▸ **Task statement**: Retype the records that come next, word for word.

▸ **Given records**:
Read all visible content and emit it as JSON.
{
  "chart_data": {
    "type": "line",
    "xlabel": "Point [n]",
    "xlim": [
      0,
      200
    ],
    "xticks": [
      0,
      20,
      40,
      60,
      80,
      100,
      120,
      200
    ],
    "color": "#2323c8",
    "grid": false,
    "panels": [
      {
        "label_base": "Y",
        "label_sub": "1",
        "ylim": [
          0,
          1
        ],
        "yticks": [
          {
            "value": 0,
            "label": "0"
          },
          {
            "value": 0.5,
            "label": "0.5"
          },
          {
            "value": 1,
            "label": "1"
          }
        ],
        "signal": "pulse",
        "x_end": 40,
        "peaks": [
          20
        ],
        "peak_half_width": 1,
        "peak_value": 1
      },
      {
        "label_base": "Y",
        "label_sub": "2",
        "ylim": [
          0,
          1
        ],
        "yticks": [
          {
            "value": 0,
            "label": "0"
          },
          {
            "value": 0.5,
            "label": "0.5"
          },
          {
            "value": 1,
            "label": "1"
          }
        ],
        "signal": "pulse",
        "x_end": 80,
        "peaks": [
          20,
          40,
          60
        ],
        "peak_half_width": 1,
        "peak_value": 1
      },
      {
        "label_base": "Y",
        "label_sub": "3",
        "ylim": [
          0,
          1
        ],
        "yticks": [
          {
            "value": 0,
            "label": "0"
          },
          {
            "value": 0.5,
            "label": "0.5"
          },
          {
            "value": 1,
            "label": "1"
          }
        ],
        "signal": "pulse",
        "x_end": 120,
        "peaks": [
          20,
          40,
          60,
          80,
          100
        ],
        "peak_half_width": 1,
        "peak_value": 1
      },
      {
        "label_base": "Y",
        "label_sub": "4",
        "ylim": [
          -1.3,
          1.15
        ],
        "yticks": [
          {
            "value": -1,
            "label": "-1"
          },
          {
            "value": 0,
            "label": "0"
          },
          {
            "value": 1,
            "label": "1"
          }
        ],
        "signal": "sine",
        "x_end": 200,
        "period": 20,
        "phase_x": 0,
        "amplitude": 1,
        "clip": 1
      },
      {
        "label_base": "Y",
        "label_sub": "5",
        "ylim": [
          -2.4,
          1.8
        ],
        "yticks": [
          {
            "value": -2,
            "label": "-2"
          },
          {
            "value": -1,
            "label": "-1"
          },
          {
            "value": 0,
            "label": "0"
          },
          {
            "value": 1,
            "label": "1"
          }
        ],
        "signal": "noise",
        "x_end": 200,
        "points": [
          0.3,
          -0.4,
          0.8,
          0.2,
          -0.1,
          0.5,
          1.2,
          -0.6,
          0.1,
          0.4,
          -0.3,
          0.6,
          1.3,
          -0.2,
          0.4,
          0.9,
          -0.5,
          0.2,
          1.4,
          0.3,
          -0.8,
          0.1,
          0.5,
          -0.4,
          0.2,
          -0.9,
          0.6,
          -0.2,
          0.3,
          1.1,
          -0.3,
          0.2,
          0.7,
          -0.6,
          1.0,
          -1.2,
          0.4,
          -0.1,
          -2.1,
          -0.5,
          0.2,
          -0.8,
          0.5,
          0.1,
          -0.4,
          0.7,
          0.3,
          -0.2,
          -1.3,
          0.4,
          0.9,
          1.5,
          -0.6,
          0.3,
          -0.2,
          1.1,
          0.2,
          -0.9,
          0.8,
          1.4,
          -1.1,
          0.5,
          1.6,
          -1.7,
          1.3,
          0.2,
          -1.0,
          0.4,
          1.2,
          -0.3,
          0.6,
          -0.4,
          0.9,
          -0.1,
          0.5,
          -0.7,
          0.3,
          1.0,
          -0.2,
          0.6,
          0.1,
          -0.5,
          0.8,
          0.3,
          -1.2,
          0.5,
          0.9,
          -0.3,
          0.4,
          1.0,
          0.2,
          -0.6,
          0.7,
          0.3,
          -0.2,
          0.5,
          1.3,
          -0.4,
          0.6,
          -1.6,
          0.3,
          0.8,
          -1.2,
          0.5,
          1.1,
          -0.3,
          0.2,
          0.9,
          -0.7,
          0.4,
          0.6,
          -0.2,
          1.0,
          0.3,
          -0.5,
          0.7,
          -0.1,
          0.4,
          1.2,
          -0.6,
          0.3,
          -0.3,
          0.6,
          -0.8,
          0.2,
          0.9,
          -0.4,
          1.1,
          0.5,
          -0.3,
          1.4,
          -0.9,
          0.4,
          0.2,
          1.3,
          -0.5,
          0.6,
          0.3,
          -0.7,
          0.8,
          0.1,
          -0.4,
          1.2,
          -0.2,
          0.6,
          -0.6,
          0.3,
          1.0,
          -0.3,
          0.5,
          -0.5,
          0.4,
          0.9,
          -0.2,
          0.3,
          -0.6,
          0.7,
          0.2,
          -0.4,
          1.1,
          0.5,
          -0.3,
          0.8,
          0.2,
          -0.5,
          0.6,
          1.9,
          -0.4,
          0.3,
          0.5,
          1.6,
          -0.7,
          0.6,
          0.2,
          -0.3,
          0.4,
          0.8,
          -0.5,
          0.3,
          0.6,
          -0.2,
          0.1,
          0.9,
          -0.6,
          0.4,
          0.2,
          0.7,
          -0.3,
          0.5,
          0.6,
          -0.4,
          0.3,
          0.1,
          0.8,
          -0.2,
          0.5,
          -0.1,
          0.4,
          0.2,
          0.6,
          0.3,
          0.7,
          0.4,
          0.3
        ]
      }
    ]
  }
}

▸ **Completed exercise**:
Read all visible content and emit it as JSON.
{
  "chart_data": {
    "type": "line",
    "xlabel": "Point [n]",
    "xlim": [
      0,
      200
    ],
    "xticks": [
      0,
      20,
      40,
      60,
      80,
      100,
      120,
      200
    ],
    "color": "#2323c8",
    "grid": false,
    "panels": [
      {
        "label_base": "Y",
        "label_sub": "1",
        "ylim": [
          0,
          1
        ],
        "yticks": [
          {
            "value": 0,
            "label": "0"
          },
          {
            "value": 0.5,
            "label": "0.5"
          },
          {
            "value": 1,
            "label": "1"
          }
        ],
        "signal": "pulse",
        "x_end": 40,
        "peaks": [
          20
        ],
        "peak_half_width": 1,
        "peak_value": 1
      },
      {
        "label_base": "Y",
        "label_sub": "2",
        "ylim": [
          0,
          1
        ],
        "yticks": [
          {
            "value": 0,
            "label": "0"
          },
          {
            "value": 0.5,
            "label": "0.5"
          },
          {
            "value": 1,
            "label": "1"
          }
        ],
        "signal": "pulse",
        "x_end": 80,
        "peaks": [
          20,
          40,
          60
        ],
        "peak_half_width": 1,
        "peak_value": 1
      },
      {
        "label_base": "Y",
        "label_sub": "3",
        "ylim": [
          0,
          1
        ],
        "yticks": [
          {
            "value": 0,
            "label": "0"
          },
          {
            "value": 0.5,
            "label": "0.5"
          },
          {
            "value": 1,
            "label": "1"
          }
        ],
        "signal": "pulse",
        "x_end": 120,
        "peaks": [
          20,
          40,
          60,
          80,
          100
        ],
        "peak_half_width": 1,
        "peak_value": 1
      },
      {
        "label_base": "Y",
        "label_sub": "4",
        "ylim": [
          -1.3,
          1.15
        ],
        "yticks": [
          {
            "value": -1,
            "label": "-1"
          },
          {
            "value": 0,
            "label": "0"
          },
          {
            "value": 1,
            "label": "1"
          }
        ],
        "signal": "sine",
        "x_end": 200,
        "period": 20,
        "phase_x": 0,
        "amplitude": 1,
        "clip": 1
      },
      {
        "label_base": "Y",
        "label_sub": "5",
        "ylim": [
          -2.4,
          1.8
        ],
        "yticks": [
          {
            "value": -2,
            "label": "-2"
          },
          {
            "value": -1,
            "label": "-1"
          },
          {
            "value": 0,
            "label": "0"
          },
          {
            "value": 1,
            "label": "1"
          }
        ],
        "signal": "noise",
        "x_end": 200,
        "points": [
          0.3,
          -0.4,
          0.8,
          0.2,
          -0.1,
          0.5,
          1.2,
          -0.6,
          0.1,
          0.4,
          -0.3,
          0.6,
          1.3,
          -0.2,
          0.4,
          0.9,
          -0.5,
          0.2,
          1.4,
          0.3,
          -0.8,
          0.1,
          0.5,
          -0.4,
          0.2,
          -0.9,
          0.6,
          -0.2,
          0.3,
          1.1,
          -0.3,
          0.2,
          0.7,
          -0.6,
          1.0,
          -1.2,
          0.4,
          -0.1,
          -2.1,
          -0.5,
          0.2,
          -0.8,
          0.5,
          0.1,
          -0.4,
          0.7,
          0.3,
          -0.2,
          -1.3,
          0.4,
          0.9,
          1.5,
          -0.6,
          0.3,
          -0.2,
          1.1,
          0.2,
          -0.9,
          0.8,
          1.4,
          -1.1,
          0.5,
          1.6,
          -1.7,
          1.3,
          0.2,
          -1.0,
          0.4,
          1.2,
          -0.3,
          0.6,
          -0.4,
          0.9,
          -0.1,
          0.5,
          -0.7,
          0.3,
          1.0,
          -0.2,
          0.6,
          0.1,
          -0.5,
          0.8,
          0.3,
          -1.2,
          0.5,
          0.9,
          -0.3,
          0.4,
          1.0,
          0.2,
          -0.6,
          0.7,
          0.3,
          -0.2,
          0.5,
          1.3,
          -0.4,
          0.6,
          -1.6,
          0.3,
          0.8,
          -1.2,
          0.5,
          1.1,
          -0.3,
          0.2,
          0.9,
          -0.7,
          0.4,
          0.6,
          -0.2,
          1.0,
          0.3,
          -0.5,
          0.7,
          -0.1,
          0.4,
          1.2,
          -0.6,
          0.3,
          -0.3,
          0.6,
          -0.8,
          0.2,
          0.9,
          -0.4,
          1.1,
          0.5,
          -0.3,
          1.4,
          -0.9,
          0.4,
          0.2,
          1.3,
          -0.5,
          0.6,
          0.3,
          -0.7,
          0.8,
          0.1,
          -0.4,
          1.2,
          -0.2,
          0.6,
          -0.6,
          0.3,
          1.0,
          -0.3,
          0.5,
          -0.5,
          0.4,
          0.9,
          -0.2,
          0.3,
          -0.6,
          0.7,
          0.2,
          -0.4,
          1.1,
          0.5,
          -0.3,
          0.8,
          0.2,
          -0.5,
          0.6,
          1.9,
          -0.4,
          0.3,
          0.5,
          1.6,
          -0.7,
          0.6,
          0.2,
          -0.3,
          0.4,
          0.8,
          -0.5,
          0.3,
          0.6,
          -0.2,
          0.1,
          0.9,
          -0.6,
          0.4,
          0.2,
          0.7,
          -0.3,
          0.5,
          0.6,
          -0.4,
          0.3,
          0.1,
          0.8,
          -0.2,
          0.5,
          -0.1,
          0.4,
          0.2,
          0.6,
          0.3,
          0.7,
          0.4,
          0.3
        ]
      }
    ]
  }
}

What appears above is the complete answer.